● What is expected
Give back a single number, the count of lines containing the word "circle".

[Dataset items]
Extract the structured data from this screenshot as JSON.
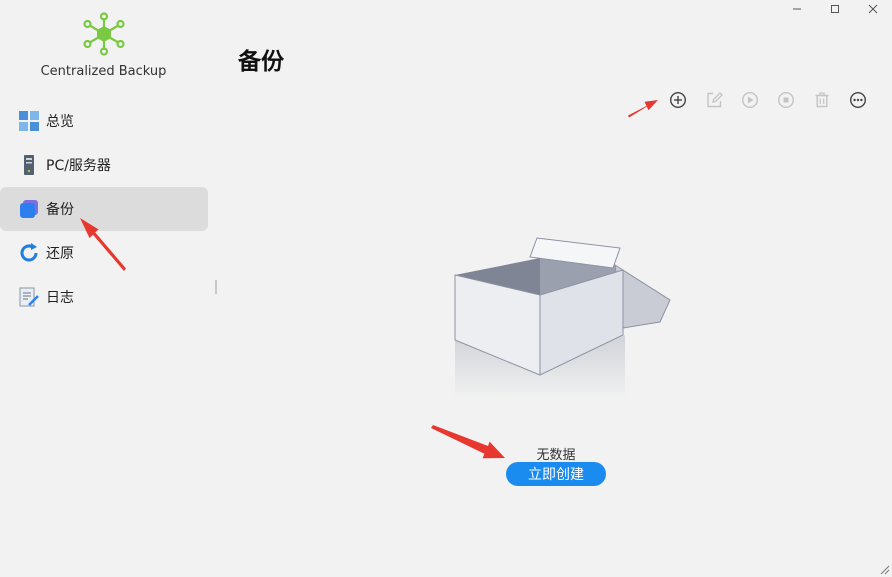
{
  "window": {
    "controls": [
      {
        "name": "minimize",
        "icon": "minimize-icon"
      },
      {
        "name": "maximize",
        "icon": "maximize-icon"
      },
      {
        "name": "close",
        "icon": "close-icon"
      }
    ]
  },
  "sidebar": {
    "app_name": "Centralized Backup",
    "logo_icon": "network-hub-icon",
    "logo_color": "#7ac943",
    "items": [
      {
        "label": "总览",
        "icon": "overview-grid-icon",
        "active": false
      },
      {
        "label": "PC/服务器",
        "icon": "server-tower-icon",
        "active": false
      },
      {
        "label": "备份",
        "icon": "backup-cube-icon",
        "active": true
      },
      {
        "label": "还原",
        "icon": "restore-circle-icon",
        "active": false
      },
      {
        "label": "日志",
        "icon": "log-document-icon",
        "active": false
      }
    ]
  },
  "main": {
    "title": "备份",
    "toolbar": [
      {
        "name": "create",
        "icon": "plus-circle-icon",
        "enabled": true
      },
      {
        "name": "edit",
        "icon": "edit-icon",
        "enabled": false
      },
      {
        "name": "run",
        "icon": "play-circle-icon",
        "enabled": false
      },
      {
        "name": "stop",
        "icon": "stop-circle-icon",
        "enabled": false
      },
      {
        "name": "delete",
        "icon": "trash-icon",
        "enabled": false
      },
      {
        "name": "more",
        "icon": "more-circle-icon",
        "enabled": true
      }
    ],
    "empty_state": {
      "illustration": "open-box-icon",
      "message": "无数据",
      "button_label": "立即创建"
    }
  },
  "colors": {
    "accent": "#1a8cf0",
    "annotation_arrow": "#e8372f",
    "active_nav_bg": "#dcdcdc",
    "background": "#f2f2f2"
  }
}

● Solution for this task
5